_Instruction_. Transcribe the listing exactly, leaving out every picture.

* Start Provided data *

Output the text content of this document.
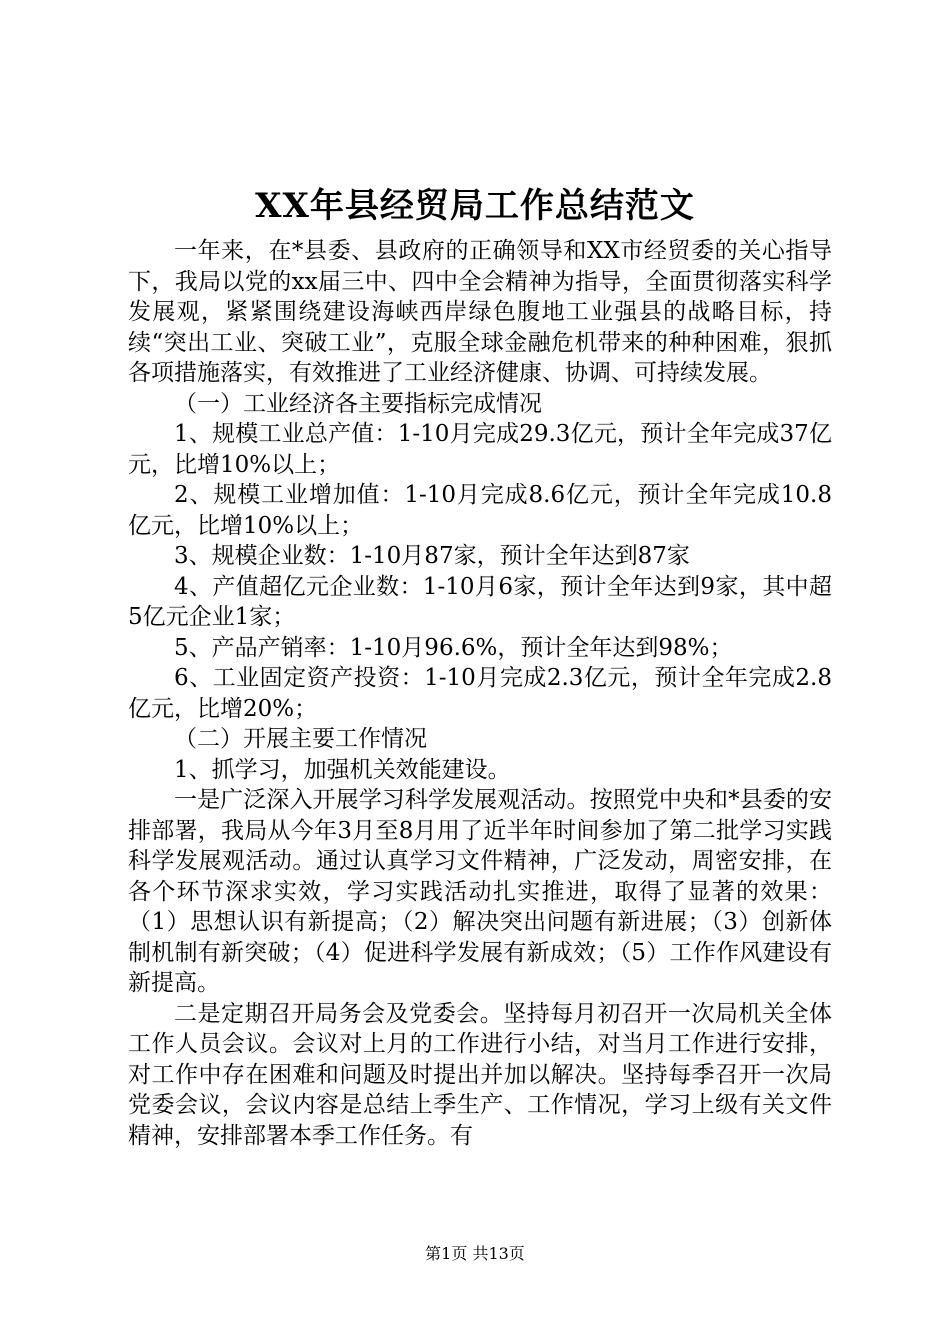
XX年县经贸局工作总结范文

一年来，在*县委、县政府的正确领导和XX市经贸委的关心指导下，我局以党的xx届三中、四中全会精神为指导，全面贯彻落实科学发展观，紧紧围绕建设海峡西岸绿色腹地工业强县的战略目标，持续“突出工业、突破工业”，克服全球金融危机带来的种种困难，狠抓各项措施落实，有效推进了工业经济健康、协调、可持续发展。

（一）工业经济各主要指标完成情况

1、规模工业总产值：1-10月完成29.3亿元，预计全年完成37亿元，比增10%以上；

2、规模工业增加值：1-10月完成8.6亿元，预计全年完成10.8亿元，比增10%以上；

3、规模企业数：1-10月87家，预计全年达到87家

4、产值超亿元企业数：1-10月6家，预计全年达到9家，其中超5亿元企业1家；

5、产品产销率：1-10月96.6%，预计全年达到98%；

6、工业固定资产投资：1-10月完成2.3亿元，预计全年完成2.8亿元，比增20%；

（二）开展主要工作情况

1、抓学习，加强机关效能建设。

一是广泛深入开展学习科学发展观活动。按照党中央和*县委的安排部署，我局从今年3月至8月用了近半年时间参加了第二批学习实践科学发展观活动。通过认真学习文件精神，广泛发动，周密安排，在各个环节深求实效，学习实践活动扎实推进，取得了显著的效果：（1）思想认识有新提高；（2）解决突出问题有新进展；（3）创新体制机制有新突破；（4）促进科学发展有新成效；（5）工作作风建设有新提高。

二是定期召开局务会及党委会。坚持每月初召开一次局机关全体工作人员会议。会议对上月的工作进行小结，对当月工作进行安排，对工作中存在困难和问题及时提出并加以解决。坚持每季召开一次局党委会议，会议内容是总结上季生产、工作情况，学习上级有关文件精神，安排部署本季工作任务。有

第1页 共13页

* End Provided data *

_The answer_.
Output the text content of this document.
XX年县经贸局工作总结范文

一年来，在*县委、县政府的正确领导和XX市经贸委的关心指导下，我局以党的xx届三中、四中全会精神为指导，全面贯彻落实科学发展观，紧紧围绕建设海峡西岸绿色腹地工业强县的战略目标，持续“突出工业、突破工业”，克服全球金融危机带来的种种困难，狠抓各项措施落实，有效推进了工业经济健康、协调、可持续发展。

（一）工业经济各主要指标完成情况

1、规模工业总产值：1-10月完成29.3亿元，预计全年完成37亿元，比增10%以上；

2、规模工业增加值：1-10月完成8.6亿元，预计全年完成10.8亿元，比增10%以上；

3、规模企业数：1-10月87家，预计全年达到87家

4、产值超亿元企业数：1-10月6家，预计全年达到9家，其中超5亿元企业1家；

5、产品产销率：1-10月96.6%，预计全年达到98%；

6、工业固定资产投资：1-10月完成2.3亿元，预计全年完成2.8亿元，比增20%；

（二）开展主要工作情况

1、抓学习，加强机关效能建设。

一是广泛深入开展学习科学发展观活动。按照党中央和*县委的安排部署，我局从今年3月至8月用了近半年时间参加了第二批学习实践科学发展观活动。通过认真学习文件精神，广泛发动，周密安排，在各个环节深求实效，学习实践活动扎实推进，取得了显著的效果：（1）思想认识有新提高；（2）解决突出问题有新进展；（3）创新体制机制有新突破；（4）促进科学发展有新成效；（5）工作作风建设有新提高。

二是定期召开局务会及党委会。坚持每月初召开一次局机关全体工作人员会议。会议对上月的工作进行小结，对当月工作进行安排，对工作中存在困难和问题及时提出并加以解决。坚持每季召开一次局党委会议，会议内容是总结上季生产、工作情况，学习上级有关文件精神，安排部署本季工作任务。有

第1页 共13页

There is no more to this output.